● Exercise
Nothing in the records may be left out or altered; reproduce them all exactly.

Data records
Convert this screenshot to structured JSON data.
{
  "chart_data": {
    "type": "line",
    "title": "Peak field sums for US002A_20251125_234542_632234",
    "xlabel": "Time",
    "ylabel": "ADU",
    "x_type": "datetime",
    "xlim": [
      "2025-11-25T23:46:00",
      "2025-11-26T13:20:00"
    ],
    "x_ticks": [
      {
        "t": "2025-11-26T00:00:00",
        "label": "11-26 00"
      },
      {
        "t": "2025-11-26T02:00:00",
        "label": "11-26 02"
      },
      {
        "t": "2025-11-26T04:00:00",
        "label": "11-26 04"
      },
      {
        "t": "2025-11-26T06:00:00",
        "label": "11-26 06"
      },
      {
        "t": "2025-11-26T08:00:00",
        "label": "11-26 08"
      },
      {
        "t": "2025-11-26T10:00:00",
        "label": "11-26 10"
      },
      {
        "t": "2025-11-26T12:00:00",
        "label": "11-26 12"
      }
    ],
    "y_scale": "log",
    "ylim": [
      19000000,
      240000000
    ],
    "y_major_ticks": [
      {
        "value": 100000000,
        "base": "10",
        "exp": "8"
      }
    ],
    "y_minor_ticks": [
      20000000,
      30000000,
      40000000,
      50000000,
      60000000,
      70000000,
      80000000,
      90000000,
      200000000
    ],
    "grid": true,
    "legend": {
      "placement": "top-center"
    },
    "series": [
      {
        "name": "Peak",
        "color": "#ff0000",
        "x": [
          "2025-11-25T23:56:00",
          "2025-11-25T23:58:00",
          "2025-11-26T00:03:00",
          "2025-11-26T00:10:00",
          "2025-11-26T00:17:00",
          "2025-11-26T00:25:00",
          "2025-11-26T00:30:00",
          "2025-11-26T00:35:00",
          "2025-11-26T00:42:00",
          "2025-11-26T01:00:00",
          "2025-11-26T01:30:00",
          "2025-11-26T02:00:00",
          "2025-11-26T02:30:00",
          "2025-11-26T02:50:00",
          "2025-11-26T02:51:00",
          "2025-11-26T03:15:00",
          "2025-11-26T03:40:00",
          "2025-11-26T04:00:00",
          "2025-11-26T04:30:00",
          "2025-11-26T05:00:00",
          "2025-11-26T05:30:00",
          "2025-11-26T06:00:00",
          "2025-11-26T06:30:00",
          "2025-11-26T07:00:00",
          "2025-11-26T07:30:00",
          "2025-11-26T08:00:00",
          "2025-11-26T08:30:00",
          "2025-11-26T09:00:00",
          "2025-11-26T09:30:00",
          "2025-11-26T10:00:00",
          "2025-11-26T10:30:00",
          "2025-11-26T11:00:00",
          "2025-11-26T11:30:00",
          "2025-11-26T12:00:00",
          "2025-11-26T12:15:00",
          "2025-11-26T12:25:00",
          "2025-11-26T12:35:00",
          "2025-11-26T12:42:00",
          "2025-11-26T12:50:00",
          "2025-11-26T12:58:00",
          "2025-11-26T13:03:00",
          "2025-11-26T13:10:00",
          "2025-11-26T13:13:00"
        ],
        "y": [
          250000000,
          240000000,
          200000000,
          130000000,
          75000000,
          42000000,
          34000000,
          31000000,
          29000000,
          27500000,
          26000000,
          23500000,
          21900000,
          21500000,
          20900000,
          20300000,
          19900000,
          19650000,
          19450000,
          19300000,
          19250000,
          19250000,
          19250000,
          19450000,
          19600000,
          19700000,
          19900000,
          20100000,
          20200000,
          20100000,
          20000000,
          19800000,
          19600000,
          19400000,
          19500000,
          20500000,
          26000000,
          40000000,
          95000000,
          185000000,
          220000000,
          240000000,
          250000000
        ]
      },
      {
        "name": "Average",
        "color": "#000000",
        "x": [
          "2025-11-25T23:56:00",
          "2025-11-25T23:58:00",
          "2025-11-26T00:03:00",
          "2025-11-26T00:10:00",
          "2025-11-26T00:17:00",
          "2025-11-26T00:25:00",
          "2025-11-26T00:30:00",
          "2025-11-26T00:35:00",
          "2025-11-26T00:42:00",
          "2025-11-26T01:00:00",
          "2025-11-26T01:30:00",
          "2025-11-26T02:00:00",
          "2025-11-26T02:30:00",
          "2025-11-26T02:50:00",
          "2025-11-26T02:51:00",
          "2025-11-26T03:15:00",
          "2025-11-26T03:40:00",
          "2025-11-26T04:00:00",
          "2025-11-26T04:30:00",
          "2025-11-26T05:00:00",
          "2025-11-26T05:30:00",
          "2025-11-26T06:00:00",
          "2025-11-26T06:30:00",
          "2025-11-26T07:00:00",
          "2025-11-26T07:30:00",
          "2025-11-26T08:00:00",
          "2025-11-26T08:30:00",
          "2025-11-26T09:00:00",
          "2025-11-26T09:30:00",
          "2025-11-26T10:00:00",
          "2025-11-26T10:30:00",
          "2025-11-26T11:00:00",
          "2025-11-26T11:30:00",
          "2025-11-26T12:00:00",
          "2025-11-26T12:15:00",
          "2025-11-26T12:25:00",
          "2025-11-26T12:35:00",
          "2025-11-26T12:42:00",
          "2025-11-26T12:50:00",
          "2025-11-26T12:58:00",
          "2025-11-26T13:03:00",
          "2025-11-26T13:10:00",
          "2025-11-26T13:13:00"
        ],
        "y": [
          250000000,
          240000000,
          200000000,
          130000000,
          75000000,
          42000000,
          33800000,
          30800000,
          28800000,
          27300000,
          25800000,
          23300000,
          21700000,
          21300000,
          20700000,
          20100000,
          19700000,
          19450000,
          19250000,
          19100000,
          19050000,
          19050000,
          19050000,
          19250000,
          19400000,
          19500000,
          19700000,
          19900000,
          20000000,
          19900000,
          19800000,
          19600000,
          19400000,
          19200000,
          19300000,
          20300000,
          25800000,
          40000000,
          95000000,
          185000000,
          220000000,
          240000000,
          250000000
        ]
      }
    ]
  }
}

● Reply
Convert this screenshot to structured JSON data.
{
  "chart_data": {
    "type": "line",
    "title": "Peak field sums for US002A_20251125_234542_632234",
    "xlabel": "Time",
    "ylabel": "ADU",
    "x_type": "datetime",
    "xlim": [
      "2025-11-25T23:46:00",
      "2025-11-26T13:20:00"
    ],
    "x_ticks": [
      {
        "t": "2025-11-26T00:00:00",
        "label": "11-26 00"
      },
      {
        "t": "2025-11-26T02:00:00",
        "label": "11-26 02"
      },
      {
        "t": "2025-11-26T04:00:00",
        "label": "11-26 04"
      },
      {
        "t": "2025-11-26T06:00:00",
        "label": "11-26 06"
      },
      {
        "t": "2025-11-26T08:00:00",
        "label": "11-26 08"
      },
      {
        "t": "2025-11-26T10:00:00",
        "label": "11-26 10"
      },
      {
        "t": "2025-11-26T12:00:00",
        "label": "11-26 12"
      }
    ],
    "y_scale": "log",
    "ylim": [
      19000000,
      240000000
    ],
    "y_major_ticks": [
      {
        "value": 100000000,
        "base": "10",
        "exp": "8"
      }
    ],
    "y_minor_ticks": [
      20000000,
      30000000,
      40000000,
      50000000,
      60000000,
      70000000,
      80000000,
      90000000,
      200000000
    ],
    "grid": true,
    "legend": {
      "placement": "top-center"
    },
    "series": [
      {
        "name": "Peak",
        "color": "#ff0000",
        "x": [
          "2025-11-25T23:56:00",
          "2025-11-25T23:58:00",
          "2025-11-26T00:03:00",
          "2025-11-26T00:10:00",
          "2025-11-26T00:17:00",
          "2025-11-26T00:25:00",
          "2025-11-26T00:30:00",
          "2025-11-26T00:35:00",
          "2025-11-26T00:42:00",
          "2025-11-26T01:00:00",
          "2025-11-26T01:30:00",
          "2025-11-26T02:00:00",
          "2025-11-26T02:30:00",
          "2025-11-26T02:50:00",
          "2025-11-26T02:51:00",
          "2025-11-26T03:15:00",
          "2025-11-26T03:40:00",
          "2025-11-26T04:00:00",
          "2025-11-26T04:30:00",
          "2025-11-26T05:00:00",
          "2025-11-26T05:30:00",
          "2025-11-26T06:00:00",
          "2025-11-26T06:30:00",
          "2025-11-26T07:00:00",
          "2025-11-26T07:30:00",
          "2025-11-26T08:00:00",
          "2025-11-26T08:30:00",
          "2025-11-26T09:00:00",
          "2025-11-26T09:30:00",
          "2025-11-26T10:00:00",
          "2025-11-26T10:30:00",
          "2025-11-26T11:00:00",
          "2025-11-26T11:30:00",
          "2025-11-26T12:00:00",
          "2025-11-26T12:15:00",
          "2025-11-26T12:25:00",
          "2025-11-26T12:35:00",
          "2025-11-26T12:42:00",
          "2025-11-26T12:50:00",
          "2025-11-26T12:58:00",
          "2025-11-26T13:03:00",
          "2025-11-26T13:10:00",
          "2025-11-26T13:13:00"
        ],
        "y": [
          250000000,
          240000000,
          200000000,
          130000000,
          75000000,
          42000000,
          34000000,
          31000000,
          29000000,
          27500000,
          26000000,
          23500000,
          21900000,
          21500000,
          20900000,
          20300000,
          19900000,
          19650000,
          19450000,
          19300000,
          19250000,
          19250000,
          19250000,
          19450000,
          19600000,
          19700000,
          19900000,
          20100000,
          20200000,
          20100000,
          20000000,
          19800000,
          19600000,
          19400000,
          19500000,
          20500000,
          26000000,
          40000000,
          95000000,
          185000000,
          220000000,
          240000000,
          250000000
        ]
      },
      {
        "name": "Average",
        "color": "#000000",
        "x": [
          "2025-11-25T23:56:00",
          "2025-11-25T23:58:00",
          "2025-11-26T00:03:00",
          "2025-11-26T00:10:00",
          "2025-11-26T00:17:00",
          "2025-11-26T00:25:00",
          "2025-11-26T00:30:00",
          "2025-11-26T00:35:00",
          "2025-11-26T00:42:00",
          "2025-11-26T01:00:00",
          "2025-11-26T01:30:00",
          "2025-11-26T02:00:00",
          "2025-11-26T02:30:00",
          "2025-11-26T02:50:00",
          "2025-11-26T02:51:00",
          "2025-11-26T03:15:00",
          "2025-11-26T03:40:00",
          "2025-11-26T04:00:00",
          "2025-11-26T04:30:00",
          "2025-11-26T05:00:00",
          "2025-11-26T05:30:00",
          "2025-11-26T06:00:00",
          "2025-11-26T06:30:00",
          "2025-11-26T07:00:00",
          "2025-11-26T07:30:00",
          "2025-11-26T08:00:00",
          "2025-11-26T08:30:00",
          "2025-11-26T09:00:00",
          "2025-11-26T09:30:00",
          "2025-11-26T10:00:00",
          "2025-11-26T10:30:00",
          "2025-11-26T11:00:00",
          "2025-11-26T11:30:00",
          "2025-11-26T12:00:00",
          "2025-11-26T12:15:00",
          "2025-11-26T12:25:00",
          "2025-11-26T12:35:00",
          "2025-11-26T12:42:00",
          "2025-11-26T12:50:00",
          "2025-11-26T12:58:00",
          "2025-11-26T13:03:00",
          "2025-11-26T13:10:00",
          "2025-11-26T13:13:00"
        ],
        "y": [
          250000000,
          240000000,
          200000000,
          130000000,
          75000000,
          42000000,
          33800000,
          30800000,
          28800000,
          27300000,
          25800000,
          23300000,
          21700000,
          21300000,
          20700000,
          20100000,
          19700000,
          19450000,
          19250000,
          19100000,
          19050000,
          19050000,
          19050000,
          19250000,
          19400000,
          19500000,
          19700000,
          19900000,
          20000000,
          19900000,
          19800000,
          19600000,
          19400000,
          19200000,
          19300000,
          20300000,
          25800000,
          40000000,
          95000000,
          185000000,
          220000000,
          240000000,
          250000000
        ]
      }
    ]
  }
}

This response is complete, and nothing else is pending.